:: Recorded data ::
● ● ● ● ● ● ●
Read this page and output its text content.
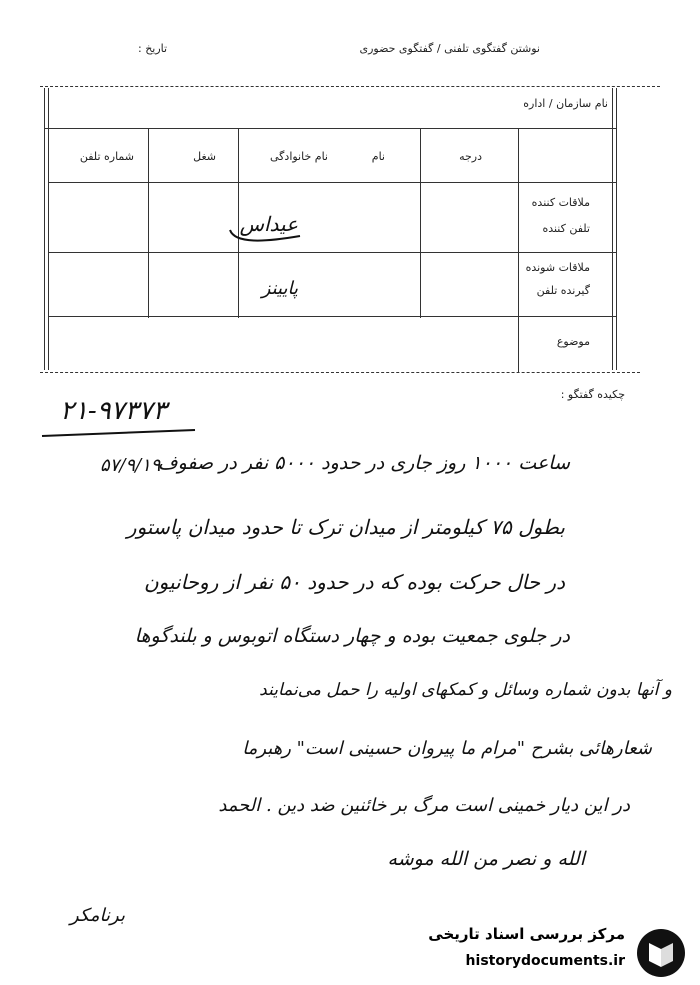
نوشتن گفتگوی تلفنی / گفتگوی حضوری
تاریخ :
نام سازمان / اداره
درجه
نام
نام خانوادگی
شغل
شماره تلفن
ملاقات کننده
تلفن کننده
ملاقات شونده
گیرنده تلفن
موضوع
عیداس
پایینز
چکیده گفتگو :
۲۱-۹۷۳۷۳
۵۷/۹/۱۹
ساعت ۱۰۰۰ روز جاری در حدود ۵۰۰۰ نفر در صفوف
بطول ۷۵ کیلومتر از میدان ترک تا حدود میدان پاستور
در حال حرکت بوده که در حدود ۵۰ نفر از روحانیون
در جلوی جمعیت بوده و چهار دستگاه اتوبوس و بلندگوها
و آنها بدون شماره وسائل و کمکهای اولیه را حمل می‌نمایند
شعارهائی بشرح "مرام ما پیروان حسینی است" رهبرما
در این دیار خمینی است مرگ بر خائنین ضد دین . الحمد
الله و نصر من الله موشه
برنامکر
مرکز بررسی اسناد تاریخی
historydocuments.ir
● ● ● ● ● ● ●
:: WORK REQUIRED ::
Using the listing above, show every line that includes the string "شماره".

:: PROBLEM SOLUTION ::
شماره تلفن
و آنها بدون شماره وسائل و کمکهای اولیه را حمل می‌نمایند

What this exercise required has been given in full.